Pasaje citado:

__________________________________________________

Después del gran ajetreo de la Feria del Libro de Madrid, donde dicté dos conferencias, nos fuimos a descansar a Ravello, pequeño pueblo en la costa amalfitana de Italia, famoso por haber sido el lugar de tertulias, a partir de principios del siglo XX, del Grupo de Bloomsbury y donde se inspiraron Virginia Woolf, D. H. Lawrence, Graham Greene, Joan Miró y André Gide. Richard Wagner escribió allí una de sus óperas.

El éxito dominicano en la Feria del Libro de Madrid se debió, a nuestro entender, a que Olivo Rodríguez Huertas, nuestro embajador dominicano en España, optó por no solicitar dinero a nuestro gobierno sino solo al sector privado, lo que le permitió, con ciertas limitaciones, invitar a intelectuales independientes y hasta muy críticos de nuestro gobierno. Pudo, además, evitar la burocracia estatal. Autores de la diáspora como Junot Díaz y Julia Álvarez fueron invitados, pero por compromisos previos no pudieron asistir. Otros, como Rita Indiana, sí estuvieron. El éxito de toda feria de libros se mide, de forma objetiva, por la cantidad de libros vendidos y las obras de dominicanos se vendieron bien. La más solicitada, por mucho, fue un libro de literatura infantil de Amelia Vega, nuestra ex Miss Universo, lo que indica que el contenido de un texto no es lo que necesariamente garantiza su éxito.

Durante la feria se recibió desde Londres la buena noticia sobre el premio otorgado a Elizabeth Acevedo, de origen dominicano, quien escribió sobre una niña en el Bronx con una abuela que la obliga a ir a la iglesia a rezar a la Virgen de la Altagracia, evitar a los niños, el sexo y las drogas. Los autores del Caribe angloparlante y francés, al emigrar a Londres y París, siguen escribiendo en su lengua natal, pero los dominicanos y cubanos que emigran a Estados Unidos si escriben en español encuentran un mercado muy reducido, y si escriben en inglés serán considerados dominicanos o cubanos tan solo si tratan temas de su país de origen, como Díaz, Álvarez, Acevedo y Torres Saillant.

__________________________________________________

Datos proporcionados:
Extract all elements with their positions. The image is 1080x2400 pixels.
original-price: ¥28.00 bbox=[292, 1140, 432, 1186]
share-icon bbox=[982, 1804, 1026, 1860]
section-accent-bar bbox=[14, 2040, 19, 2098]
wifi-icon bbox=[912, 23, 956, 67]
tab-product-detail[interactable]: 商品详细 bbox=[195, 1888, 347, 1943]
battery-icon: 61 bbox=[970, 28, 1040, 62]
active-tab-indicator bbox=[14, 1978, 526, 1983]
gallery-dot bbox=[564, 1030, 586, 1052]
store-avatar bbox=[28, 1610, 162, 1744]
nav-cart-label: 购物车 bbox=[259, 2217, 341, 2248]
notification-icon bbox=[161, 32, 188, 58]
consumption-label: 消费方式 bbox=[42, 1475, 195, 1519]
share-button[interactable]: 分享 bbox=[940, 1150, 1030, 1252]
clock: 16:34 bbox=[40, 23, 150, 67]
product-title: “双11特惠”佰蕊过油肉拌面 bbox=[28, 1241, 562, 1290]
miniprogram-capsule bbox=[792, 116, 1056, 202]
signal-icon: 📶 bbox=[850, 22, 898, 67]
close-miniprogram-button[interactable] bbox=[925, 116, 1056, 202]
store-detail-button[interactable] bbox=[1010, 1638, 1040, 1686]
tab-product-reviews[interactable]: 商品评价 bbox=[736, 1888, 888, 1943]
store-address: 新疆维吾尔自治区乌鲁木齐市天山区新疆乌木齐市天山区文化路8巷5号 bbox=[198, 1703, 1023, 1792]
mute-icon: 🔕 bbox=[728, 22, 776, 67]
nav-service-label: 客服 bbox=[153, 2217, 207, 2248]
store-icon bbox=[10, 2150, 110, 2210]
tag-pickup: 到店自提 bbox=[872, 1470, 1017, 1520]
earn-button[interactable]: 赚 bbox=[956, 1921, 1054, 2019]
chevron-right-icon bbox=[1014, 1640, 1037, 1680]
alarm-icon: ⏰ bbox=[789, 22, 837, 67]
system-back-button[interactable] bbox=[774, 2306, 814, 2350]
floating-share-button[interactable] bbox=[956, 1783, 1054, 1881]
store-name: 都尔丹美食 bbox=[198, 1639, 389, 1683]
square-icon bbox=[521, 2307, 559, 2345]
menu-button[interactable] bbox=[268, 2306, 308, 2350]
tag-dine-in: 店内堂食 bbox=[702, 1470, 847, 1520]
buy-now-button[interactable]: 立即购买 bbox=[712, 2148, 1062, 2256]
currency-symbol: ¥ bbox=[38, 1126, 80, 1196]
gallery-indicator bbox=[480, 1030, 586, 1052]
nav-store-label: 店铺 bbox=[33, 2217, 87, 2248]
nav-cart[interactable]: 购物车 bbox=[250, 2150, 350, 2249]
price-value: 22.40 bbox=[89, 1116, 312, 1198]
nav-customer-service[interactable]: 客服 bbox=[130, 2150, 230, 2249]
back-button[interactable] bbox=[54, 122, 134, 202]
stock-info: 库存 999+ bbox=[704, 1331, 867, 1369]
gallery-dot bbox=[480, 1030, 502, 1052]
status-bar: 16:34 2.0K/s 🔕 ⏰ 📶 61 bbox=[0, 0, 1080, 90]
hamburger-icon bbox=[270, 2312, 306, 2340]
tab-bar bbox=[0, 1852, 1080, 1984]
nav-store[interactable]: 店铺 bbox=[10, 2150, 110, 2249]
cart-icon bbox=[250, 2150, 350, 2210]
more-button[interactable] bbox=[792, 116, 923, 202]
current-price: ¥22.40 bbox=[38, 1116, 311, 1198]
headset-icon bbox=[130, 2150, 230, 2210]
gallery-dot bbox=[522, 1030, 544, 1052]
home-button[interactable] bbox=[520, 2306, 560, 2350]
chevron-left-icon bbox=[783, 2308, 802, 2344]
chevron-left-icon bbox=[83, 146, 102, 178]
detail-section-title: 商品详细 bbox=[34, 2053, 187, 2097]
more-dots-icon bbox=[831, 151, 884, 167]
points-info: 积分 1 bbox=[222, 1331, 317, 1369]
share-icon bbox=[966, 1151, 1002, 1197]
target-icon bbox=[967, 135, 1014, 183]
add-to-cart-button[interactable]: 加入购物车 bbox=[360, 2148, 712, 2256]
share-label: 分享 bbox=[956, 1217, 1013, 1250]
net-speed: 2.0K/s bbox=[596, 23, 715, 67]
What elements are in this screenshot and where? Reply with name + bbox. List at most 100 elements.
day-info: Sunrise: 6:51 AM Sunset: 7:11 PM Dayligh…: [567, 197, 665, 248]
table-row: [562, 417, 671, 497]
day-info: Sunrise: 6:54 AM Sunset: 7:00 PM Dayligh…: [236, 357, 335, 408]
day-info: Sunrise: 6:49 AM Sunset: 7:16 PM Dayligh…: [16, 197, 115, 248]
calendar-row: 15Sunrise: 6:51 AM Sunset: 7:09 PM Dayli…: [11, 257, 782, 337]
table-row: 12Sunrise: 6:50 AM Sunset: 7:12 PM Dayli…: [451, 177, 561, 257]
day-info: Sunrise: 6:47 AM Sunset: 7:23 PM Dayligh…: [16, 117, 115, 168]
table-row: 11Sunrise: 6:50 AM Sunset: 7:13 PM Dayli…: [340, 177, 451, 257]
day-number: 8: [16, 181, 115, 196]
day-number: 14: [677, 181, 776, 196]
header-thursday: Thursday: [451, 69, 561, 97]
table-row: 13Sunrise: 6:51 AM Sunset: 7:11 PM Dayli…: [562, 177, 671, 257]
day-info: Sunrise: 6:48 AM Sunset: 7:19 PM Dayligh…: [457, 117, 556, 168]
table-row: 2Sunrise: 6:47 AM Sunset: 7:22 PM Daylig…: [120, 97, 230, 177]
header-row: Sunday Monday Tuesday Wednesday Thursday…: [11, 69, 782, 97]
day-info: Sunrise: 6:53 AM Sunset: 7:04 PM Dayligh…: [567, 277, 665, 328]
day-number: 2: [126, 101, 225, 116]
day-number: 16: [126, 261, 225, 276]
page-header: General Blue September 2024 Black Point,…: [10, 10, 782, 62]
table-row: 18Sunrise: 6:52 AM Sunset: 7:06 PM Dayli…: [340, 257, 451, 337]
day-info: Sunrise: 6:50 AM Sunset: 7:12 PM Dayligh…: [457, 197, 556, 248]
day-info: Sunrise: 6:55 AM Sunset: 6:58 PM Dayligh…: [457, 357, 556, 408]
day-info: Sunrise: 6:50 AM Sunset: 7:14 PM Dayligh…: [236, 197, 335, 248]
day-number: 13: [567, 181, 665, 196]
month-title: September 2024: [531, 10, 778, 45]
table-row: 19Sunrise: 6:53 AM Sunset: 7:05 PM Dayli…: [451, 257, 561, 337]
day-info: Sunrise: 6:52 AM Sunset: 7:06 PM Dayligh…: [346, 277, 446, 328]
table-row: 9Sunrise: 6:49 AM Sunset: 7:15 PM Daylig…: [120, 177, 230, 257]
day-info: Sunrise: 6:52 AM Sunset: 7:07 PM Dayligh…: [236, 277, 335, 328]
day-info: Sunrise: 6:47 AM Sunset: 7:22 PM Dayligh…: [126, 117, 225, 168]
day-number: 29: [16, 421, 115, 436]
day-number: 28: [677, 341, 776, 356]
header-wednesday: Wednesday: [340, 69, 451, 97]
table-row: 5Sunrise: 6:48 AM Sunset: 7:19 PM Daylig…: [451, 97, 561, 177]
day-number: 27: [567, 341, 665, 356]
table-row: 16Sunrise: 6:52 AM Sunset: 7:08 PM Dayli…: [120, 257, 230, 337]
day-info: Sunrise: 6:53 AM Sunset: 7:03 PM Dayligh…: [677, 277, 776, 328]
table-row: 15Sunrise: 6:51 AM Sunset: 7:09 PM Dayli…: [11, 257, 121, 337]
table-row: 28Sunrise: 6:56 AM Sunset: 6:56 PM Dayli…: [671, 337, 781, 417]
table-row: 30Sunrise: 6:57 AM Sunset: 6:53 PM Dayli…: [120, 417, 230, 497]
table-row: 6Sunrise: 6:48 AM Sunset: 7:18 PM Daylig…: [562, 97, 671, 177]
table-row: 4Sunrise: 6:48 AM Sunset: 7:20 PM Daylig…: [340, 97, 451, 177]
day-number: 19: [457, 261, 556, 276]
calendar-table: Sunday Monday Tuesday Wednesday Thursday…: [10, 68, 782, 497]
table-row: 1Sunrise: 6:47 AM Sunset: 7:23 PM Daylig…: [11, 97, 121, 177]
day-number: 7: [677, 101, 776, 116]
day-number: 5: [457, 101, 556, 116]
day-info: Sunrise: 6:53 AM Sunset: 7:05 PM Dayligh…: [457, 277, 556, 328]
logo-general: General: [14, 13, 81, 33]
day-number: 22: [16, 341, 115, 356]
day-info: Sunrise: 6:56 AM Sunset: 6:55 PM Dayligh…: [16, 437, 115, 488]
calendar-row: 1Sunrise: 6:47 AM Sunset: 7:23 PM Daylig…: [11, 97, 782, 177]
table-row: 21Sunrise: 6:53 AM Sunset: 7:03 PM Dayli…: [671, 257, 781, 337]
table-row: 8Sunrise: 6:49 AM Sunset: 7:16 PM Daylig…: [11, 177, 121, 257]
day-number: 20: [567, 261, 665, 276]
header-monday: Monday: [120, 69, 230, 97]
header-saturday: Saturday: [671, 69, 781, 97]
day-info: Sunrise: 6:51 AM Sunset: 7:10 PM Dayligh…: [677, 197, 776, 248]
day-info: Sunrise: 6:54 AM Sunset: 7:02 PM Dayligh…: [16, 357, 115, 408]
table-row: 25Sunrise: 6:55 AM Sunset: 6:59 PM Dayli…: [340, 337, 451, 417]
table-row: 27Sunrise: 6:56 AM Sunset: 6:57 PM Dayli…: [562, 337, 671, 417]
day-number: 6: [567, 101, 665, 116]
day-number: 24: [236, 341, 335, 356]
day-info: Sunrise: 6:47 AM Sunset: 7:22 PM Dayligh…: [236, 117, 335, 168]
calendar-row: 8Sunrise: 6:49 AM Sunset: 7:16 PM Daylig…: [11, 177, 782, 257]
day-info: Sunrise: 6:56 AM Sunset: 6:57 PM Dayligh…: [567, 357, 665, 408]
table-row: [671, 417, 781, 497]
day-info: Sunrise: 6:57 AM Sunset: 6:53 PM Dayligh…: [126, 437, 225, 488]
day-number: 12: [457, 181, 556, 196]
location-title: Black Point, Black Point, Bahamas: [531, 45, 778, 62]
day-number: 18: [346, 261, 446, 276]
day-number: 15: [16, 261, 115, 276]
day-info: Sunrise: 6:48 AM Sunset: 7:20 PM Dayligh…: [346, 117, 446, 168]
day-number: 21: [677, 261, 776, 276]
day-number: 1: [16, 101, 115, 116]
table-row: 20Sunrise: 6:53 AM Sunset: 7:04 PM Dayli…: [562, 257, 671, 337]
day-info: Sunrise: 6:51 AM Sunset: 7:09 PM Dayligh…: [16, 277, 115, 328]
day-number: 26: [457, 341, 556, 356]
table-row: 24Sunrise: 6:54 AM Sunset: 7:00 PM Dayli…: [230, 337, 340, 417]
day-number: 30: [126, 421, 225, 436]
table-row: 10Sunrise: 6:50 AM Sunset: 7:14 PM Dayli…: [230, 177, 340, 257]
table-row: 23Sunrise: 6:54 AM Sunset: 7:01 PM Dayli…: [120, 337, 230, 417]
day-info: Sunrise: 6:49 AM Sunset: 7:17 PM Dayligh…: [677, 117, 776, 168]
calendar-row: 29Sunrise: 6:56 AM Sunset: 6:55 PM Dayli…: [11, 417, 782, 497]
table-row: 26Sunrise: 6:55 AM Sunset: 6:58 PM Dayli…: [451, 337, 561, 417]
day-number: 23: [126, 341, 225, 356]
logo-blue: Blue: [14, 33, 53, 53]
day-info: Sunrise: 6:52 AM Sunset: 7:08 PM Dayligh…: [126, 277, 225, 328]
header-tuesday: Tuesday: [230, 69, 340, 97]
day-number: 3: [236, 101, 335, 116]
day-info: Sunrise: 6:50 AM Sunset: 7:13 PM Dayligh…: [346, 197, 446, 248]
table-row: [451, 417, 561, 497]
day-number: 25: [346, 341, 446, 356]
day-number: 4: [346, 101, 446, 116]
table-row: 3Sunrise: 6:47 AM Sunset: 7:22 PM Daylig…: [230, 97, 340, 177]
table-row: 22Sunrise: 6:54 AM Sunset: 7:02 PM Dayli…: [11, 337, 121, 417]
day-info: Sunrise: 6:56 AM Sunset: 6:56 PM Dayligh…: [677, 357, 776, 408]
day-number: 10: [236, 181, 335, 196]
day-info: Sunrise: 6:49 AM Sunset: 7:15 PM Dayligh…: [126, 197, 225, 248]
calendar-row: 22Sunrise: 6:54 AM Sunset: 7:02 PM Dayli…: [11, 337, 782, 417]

__________________________________________________

Tareas pendientes:
1. Traduce al inglés esta oración del texto sobre la Feria del Libro de Madrid: «El éxito de toda feria de libros se mide, de forma objetiva, por la cantidad de libros vendidos y las obras de dominicanos se vendieron bien.»
2. Imprime, del texto sobre la Feria del Libro de Madrid, el tramo que va desde "Durante la feria" hasta "y Torres Saillant.".
Los registros no se necesitan para resolver nada.

Respuestas por tarea:
1. The success of any book fair is measured, objectively, by the number of books sold, and works by Dominicans sold well.

2.
Durante la feria se recibió desde Londres la buena noticia sobre el premio otorgado a Elizabeth Acevedo, de origen dominicano, quien escribió sobre una niña en el Bronx con una abuela que la obliga a ir a la iglesia a rezar a la Virgen de la Altagracia, evitar a los niños, el sexo y las drogas. Los autores del Caribe angloparlante y francés, al emigrar a Londres y París, siguen escribiendo en su lengua natal, pero los dominicanos y cubanos que emigran a Estados Unidos si escriben en español encuentran un mercado muy reducido, y si escriben en inglés serán considerados dominicanos o cubanos tan solo si tratan temas de su país de origen, como Díaz, Álvarez, Acevedo y Torres Saillant.